-- Start of RECORDS --
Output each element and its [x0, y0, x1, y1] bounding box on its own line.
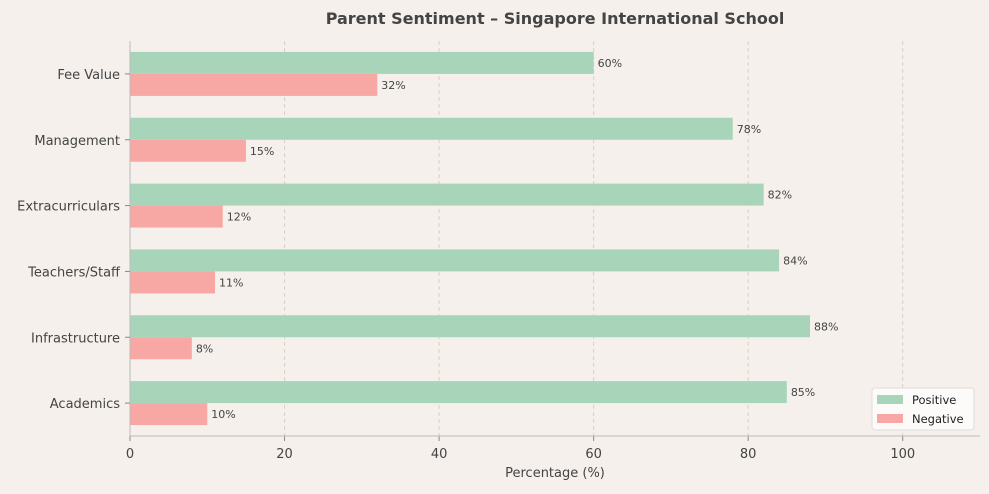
- data-label: 60%: [598, 57, 622, 70]
- y-tick-label: Teachers/Staff: [27, 265, 121, 280]
- legend-label: Negative: [912, 412, 964, 426]
- bar-negative: [130, 337, 192, 360]
- data-label: 8%: [196, 342, 213, 355]
- bar-positive: [130, 117, 733, 140]
- bar-positive: [130, 183, 764, 206]
- legend-swatch: [877, 395, 903, 404]
- y-tick-label: Fee Value: [57, 68, 120, 83]
- legend: Positive Negative: [871, 387, 975, 431]
- data-label: 11%: [219, 276, 243, 289]
- legend-swatch: [877, 414, 903, 423]
- bar-negative: [130, 139, 246, 162]
- data-label: 32%: [381, 79, 405, 92]
- data-label: 15%: [250, 145, 274, 158]
- bar-negative: [130, 403, 208, 426]
- bar-positive: [130, 381, 787, 404]
- legend-label: Positive: [912, 393, 956, 407]
- data-label: 10%: [211, 408, 235, 421]
- y-tick-label: Extracurriculars: [17, 200, 120, 215]
- data-label: 84%: [783, 254, 807, 267]
- y-tick-label: Academics: [50, 397, 120, 412]
- x-axis-label: Percentage (%): [505, 466, 605, 481]
- x-tick-label: 100: [890, 447, 915, 462]
- x-tick-label: 20: [276, 447, 293, 462]
- bar-positive: [130, 51, 594, 74]
- bar-positive: [130, 315, 810, 338]
- y-tick-label: Management: [34, 134, 120, 149]
- bar-negative: [130, 205, 223, 228]
- data-label: 78%: [737, 123, 761, 136]
- bar-negative: [130, 271, 215, 294]
- bar-negative: [130, 73, 378, 96]
- x-tick-label: 40: [431, 447, 448, 462]
- x-tick-label: 60: [585, 447, 602, 462]
- data-label: 82%: [768, 189, 792, 202]
- y-tick-label: Infrastructure: [31, 331, 120, 346]
- x-tick-label: 0: [126, 447, 134, 462]
- bar-positive: [130, 249, 780, 272]
- data-label: 88%: [814, 320, 838, 333]
- data-label: 85%: [791, 386, 815, 399]
- data-label: 12%: [227, 211, 251, 224]
- x-tick-label: 80: [740, 447, 757, 462]
- chart-title: Parent Sentiment – Singapore Internation…: [326, 9, 785, 28]
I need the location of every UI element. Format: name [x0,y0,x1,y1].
-- End of RECORDS --
Write out the lines above word for word, with the picture left out.

Output each element and its [x0, y0, x1, y1] bounding box on its own line.
- data-label: 60%: [598, 57, 622, 70]
- y-tick-label: Teachers/Staff: [27, 265, 121, 280]
- legend-label: Negative: [912, 412, 964, 426]
- bar-negative: [130, 337, 192, 360]
- data-label: 8%: [196, 342, 213, 355]
- bar-positive: [130, 117, 733, 140]
- bar-positive: [130, 183, 764, 206]
- legend-swatch: [877, 395, 903, 404]
- y-tick-label: Fee Value: [57, 68, 120, 83]
- legend: Positive Negative: [871, 387, 975, 431]
- data-label: 11%: [219, 276, 243, 289]
- legend-swatch: [877, 414, 903, 423]
- bar-negative: [130, 139, 246, 162]
- data-label: 32%: [381, 79, 405, 92]
- data-label: 15%: [250, 145, 274, 158]
- bar-negative: [130, 403, 208, 426]
- bar-positive: [130, 381, 787, 404]
- legend-label: Positive: [912, 393, 956, 407]
- data-label: 10%: [211, 408, 235, 421]
- y-tick-label: Extracurriculars: [17, 200, 120, 215]
- data-label: 84%: [783, 254, 807, 267]
- y-tick-label: Academics: [50, 397, 120, 412]
- x-axis-label: Percentage (%): [505, 466, 605, 481]
- x-tick-label: 100: [890, 447, 915, 462]
- x-tick-label: 20: [276, 447, 293, 462]
- bar-positive: [130, 51, 594, 74]
- bar-positive: [130, 315, 810, 338]
- y-tick-label: Management: [34, 134, 120, 149]
- bar-negative: [130, 205, 223, 228]
- data-label: 78%: [737, 123, 761, 136]
- bar-negative: [130, 271, 215, 294]
- bar-negative: [130, 73, 378, 96]
- x-tick-label: 40: [431, 447, 448, 462]
- x-tick-label: 60: [585, 447, 602, 462]
- data-label: 82%: [768, 189, 792, 202]
- y-tick-label: Infrastructure: [31, 331, 120, 346]
- x-tick-label: 0: [126, 447, 134, 462]
- bar-positive: [130, 249, 780, 272]
- data-label: 88%: [814, 320, 838, 333]
- data-label: 85%: [791, 386, 815, 399]
- data-label: 12%: [227, 211, 251, 224]
- x-tick-label: 80: [740, 447, 757, 462]
- chart-title: Parent Sentiment – Singapore Internation…: [326, 9, 785, 28]
I need the location of every UI element. Format: name [x0,y0,x1,y1].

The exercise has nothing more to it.